### GIVEN RECORDS
┄┄┄┄┄┄┄┄┄┄┄┄┄┄┄┄┄┄┄┄

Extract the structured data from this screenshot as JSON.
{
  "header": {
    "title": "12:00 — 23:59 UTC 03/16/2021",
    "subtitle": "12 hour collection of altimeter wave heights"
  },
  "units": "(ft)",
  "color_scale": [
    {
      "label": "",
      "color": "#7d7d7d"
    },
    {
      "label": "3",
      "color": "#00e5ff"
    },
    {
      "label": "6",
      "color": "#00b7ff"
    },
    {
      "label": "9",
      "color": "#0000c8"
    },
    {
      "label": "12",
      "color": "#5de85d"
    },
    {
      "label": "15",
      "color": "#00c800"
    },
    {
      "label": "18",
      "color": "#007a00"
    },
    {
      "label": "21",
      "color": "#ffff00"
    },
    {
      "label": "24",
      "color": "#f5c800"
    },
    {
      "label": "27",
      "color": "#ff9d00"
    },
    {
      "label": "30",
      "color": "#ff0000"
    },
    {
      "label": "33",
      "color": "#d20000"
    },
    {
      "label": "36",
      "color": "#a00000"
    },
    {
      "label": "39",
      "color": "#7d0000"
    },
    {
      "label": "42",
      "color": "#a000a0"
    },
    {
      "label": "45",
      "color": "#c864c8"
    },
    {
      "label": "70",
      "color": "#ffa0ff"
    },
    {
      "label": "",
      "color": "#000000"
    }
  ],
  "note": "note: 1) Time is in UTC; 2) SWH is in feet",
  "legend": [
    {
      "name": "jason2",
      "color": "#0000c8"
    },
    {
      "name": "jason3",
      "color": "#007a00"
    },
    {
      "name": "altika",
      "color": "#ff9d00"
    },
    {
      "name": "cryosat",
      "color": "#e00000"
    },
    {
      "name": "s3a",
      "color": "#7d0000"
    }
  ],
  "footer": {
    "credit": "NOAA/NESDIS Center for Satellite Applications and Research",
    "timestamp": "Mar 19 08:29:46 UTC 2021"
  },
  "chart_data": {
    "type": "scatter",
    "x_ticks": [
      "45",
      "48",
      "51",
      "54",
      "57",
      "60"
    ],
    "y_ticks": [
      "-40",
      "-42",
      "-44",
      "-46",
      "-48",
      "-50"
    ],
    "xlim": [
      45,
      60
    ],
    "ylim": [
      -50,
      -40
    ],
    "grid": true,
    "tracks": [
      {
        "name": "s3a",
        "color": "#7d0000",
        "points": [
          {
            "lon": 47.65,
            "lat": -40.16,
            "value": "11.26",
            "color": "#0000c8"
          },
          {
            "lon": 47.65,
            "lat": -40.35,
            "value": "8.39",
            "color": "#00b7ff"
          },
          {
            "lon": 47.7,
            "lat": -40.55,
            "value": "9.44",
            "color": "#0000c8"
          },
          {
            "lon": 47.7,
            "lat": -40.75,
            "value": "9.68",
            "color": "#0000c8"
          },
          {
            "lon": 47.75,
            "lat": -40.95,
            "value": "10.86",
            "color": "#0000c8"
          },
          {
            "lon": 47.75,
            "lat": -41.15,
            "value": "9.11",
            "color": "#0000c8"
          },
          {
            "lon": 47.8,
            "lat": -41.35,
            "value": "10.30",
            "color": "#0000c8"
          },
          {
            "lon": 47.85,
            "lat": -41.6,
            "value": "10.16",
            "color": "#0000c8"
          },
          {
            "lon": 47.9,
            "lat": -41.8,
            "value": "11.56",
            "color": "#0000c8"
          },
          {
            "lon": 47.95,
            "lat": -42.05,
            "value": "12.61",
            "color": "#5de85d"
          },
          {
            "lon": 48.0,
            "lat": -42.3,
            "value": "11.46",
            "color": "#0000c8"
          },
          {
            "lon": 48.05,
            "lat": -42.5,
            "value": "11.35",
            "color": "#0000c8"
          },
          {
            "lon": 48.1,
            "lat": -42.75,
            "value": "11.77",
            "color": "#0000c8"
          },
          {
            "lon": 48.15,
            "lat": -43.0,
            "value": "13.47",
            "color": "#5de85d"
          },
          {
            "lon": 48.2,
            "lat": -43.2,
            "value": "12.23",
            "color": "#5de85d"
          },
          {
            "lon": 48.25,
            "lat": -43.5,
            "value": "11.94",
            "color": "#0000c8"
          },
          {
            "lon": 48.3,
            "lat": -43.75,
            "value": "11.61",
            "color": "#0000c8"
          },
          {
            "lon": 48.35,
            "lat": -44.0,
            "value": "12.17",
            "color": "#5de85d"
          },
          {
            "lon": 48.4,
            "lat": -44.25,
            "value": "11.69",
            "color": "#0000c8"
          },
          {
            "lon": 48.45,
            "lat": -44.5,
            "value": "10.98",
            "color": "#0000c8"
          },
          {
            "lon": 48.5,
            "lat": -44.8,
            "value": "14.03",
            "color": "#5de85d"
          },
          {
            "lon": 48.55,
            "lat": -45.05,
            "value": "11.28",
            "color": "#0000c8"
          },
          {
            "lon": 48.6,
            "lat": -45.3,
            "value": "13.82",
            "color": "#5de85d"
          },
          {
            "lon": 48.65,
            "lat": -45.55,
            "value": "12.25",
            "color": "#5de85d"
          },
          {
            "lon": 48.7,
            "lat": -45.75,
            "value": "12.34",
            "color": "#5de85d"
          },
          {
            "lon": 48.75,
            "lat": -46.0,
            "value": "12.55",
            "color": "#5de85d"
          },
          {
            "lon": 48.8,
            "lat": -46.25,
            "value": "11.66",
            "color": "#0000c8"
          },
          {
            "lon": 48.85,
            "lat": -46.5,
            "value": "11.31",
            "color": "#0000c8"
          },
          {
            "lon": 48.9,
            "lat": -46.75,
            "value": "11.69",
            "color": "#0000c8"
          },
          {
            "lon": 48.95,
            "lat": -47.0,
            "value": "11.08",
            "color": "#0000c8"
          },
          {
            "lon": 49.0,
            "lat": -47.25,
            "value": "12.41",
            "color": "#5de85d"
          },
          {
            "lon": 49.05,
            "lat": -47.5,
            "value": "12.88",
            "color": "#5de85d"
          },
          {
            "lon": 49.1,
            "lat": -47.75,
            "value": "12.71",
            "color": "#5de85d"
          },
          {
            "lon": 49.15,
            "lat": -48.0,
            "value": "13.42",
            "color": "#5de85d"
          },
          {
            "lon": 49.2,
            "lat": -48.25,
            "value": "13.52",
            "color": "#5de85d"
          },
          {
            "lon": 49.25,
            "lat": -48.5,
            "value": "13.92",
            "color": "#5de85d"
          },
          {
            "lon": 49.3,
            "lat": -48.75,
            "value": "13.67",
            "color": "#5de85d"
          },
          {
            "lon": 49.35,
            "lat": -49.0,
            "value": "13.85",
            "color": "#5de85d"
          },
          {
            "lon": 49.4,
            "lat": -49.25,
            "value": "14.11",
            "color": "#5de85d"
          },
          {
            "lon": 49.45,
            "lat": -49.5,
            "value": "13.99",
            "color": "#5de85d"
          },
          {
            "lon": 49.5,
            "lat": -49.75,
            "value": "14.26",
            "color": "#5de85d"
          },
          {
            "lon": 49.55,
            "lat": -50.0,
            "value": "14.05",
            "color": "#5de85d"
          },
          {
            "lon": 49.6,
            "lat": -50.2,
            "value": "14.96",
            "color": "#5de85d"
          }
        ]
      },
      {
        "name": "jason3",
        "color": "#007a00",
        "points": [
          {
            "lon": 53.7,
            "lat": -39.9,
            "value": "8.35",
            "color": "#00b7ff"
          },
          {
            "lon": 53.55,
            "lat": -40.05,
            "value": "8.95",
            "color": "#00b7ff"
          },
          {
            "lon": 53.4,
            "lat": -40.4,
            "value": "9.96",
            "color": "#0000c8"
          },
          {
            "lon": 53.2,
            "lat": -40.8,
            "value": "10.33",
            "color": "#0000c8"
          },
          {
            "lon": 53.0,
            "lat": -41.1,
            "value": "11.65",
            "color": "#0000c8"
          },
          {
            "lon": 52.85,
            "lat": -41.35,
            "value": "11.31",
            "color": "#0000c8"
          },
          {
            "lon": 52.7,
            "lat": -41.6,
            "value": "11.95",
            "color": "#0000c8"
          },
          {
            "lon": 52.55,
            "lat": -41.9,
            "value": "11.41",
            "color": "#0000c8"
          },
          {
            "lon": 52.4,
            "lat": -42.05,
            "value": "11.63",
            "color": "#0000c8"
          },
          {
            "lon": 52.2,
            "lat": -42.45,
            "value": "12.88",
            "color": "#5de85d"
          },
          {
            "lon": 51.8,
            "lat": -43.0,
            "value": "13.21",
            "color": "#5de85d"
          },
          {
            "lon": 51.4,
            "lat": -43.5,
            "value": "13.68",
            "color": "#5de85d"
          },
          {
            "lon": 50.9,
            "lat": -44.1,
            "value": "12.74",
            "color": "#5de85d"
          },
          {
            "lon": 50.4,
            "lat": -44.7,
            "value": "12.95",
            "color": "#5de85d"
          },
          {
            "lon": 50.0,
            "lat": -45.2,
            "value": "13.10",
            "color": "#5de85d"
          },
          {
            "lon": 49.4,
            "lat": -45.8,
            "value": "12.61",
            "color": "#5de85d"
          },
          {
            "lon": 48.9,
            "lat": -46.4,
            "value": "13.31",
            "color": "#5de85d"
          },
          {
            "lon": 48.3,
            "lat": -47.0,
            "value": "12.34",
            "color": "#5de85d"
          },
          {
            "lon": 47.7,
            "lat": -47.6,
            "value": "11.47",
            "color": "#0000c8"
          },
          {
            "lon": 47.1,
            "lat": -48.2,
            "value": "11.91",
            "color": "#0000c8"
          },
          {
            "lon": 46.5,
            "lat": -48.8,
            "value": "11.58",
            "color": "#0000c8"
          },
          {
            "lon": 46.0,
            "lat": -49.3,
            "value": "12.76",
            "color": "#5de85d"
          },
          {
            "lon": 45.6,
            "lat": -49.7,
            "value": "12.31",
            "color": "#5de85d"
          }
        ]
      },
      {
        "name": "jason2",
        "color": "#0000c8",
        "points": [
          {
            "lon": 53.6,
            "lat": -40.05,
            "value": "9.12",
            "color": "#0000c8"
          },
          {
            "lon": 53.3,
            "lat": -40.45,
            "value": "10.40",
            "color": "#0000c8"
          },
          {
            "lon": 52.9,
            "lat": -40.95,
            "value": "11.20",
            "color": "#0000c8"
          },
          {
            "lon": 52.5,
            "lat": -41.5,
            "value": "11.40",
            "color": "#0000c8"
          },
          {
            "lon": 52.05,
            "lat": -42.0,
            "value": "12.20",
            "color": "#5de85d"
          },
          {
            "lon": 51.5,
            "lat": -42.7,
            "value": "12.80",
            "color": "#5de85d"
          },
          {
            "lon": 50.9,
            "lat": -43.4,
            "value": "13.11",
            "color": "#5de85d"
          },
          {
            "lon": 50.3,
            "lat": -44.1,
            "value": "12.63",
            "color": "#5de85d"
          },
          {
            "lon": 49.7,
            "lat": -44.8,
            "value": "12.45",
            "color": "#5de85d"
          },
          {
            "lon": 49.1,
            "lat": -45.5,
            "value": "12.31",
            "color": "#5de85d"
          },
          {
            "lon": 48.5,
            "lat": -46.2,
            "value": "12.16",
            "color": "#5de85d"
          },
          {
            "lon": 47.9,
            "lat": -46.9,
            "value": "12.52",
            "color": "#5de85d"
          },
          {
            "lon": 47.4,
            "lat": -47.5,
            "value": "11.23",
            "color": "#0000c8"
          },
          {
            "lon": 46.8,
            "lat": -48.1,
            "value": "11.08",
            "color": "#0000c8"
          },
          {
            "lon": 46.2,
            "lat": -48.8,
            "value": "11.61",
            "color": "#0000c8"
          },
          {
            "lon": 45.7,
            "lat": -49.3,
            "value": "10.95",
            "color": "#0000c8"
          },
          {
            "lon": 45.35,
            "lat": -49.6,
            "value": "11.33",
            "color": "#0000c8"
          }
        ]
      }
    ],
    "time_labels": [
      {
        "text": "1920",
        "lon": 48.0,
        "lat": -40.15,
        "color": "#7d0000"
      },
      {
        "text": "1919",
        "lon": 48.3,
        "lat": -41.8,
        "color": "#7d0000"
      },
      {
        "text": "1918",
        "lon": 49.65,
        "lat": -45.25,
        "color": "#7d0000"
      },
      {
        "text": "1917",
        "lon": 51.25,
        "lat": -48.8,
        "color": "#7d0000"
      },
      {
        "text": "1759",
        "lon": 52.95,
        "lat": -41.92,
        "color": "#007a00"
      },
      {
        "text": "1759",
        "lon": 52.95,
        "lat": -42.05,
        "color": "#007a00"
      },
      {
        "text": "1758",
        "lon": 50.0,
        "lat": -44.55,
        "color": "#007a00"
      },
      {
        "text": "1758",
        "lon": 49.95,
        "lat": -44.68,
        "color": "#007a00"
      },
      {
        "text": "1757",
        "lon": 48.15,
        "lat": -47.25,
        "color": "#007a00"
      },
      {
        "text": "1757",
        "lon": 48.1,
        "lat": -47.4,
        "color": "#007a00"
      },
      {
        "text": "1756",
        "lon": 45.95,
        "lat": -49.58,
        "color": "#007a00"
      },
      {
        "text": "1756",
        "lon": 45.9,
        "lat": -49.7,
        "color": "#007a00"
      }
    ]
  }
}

┄┄┄┄┄┄┄┄┄┄┄┄┄┄┄┄┄┄┄┄

Using the entries above, tally how many lines have the word "name" in them; write the number and nothing more.

8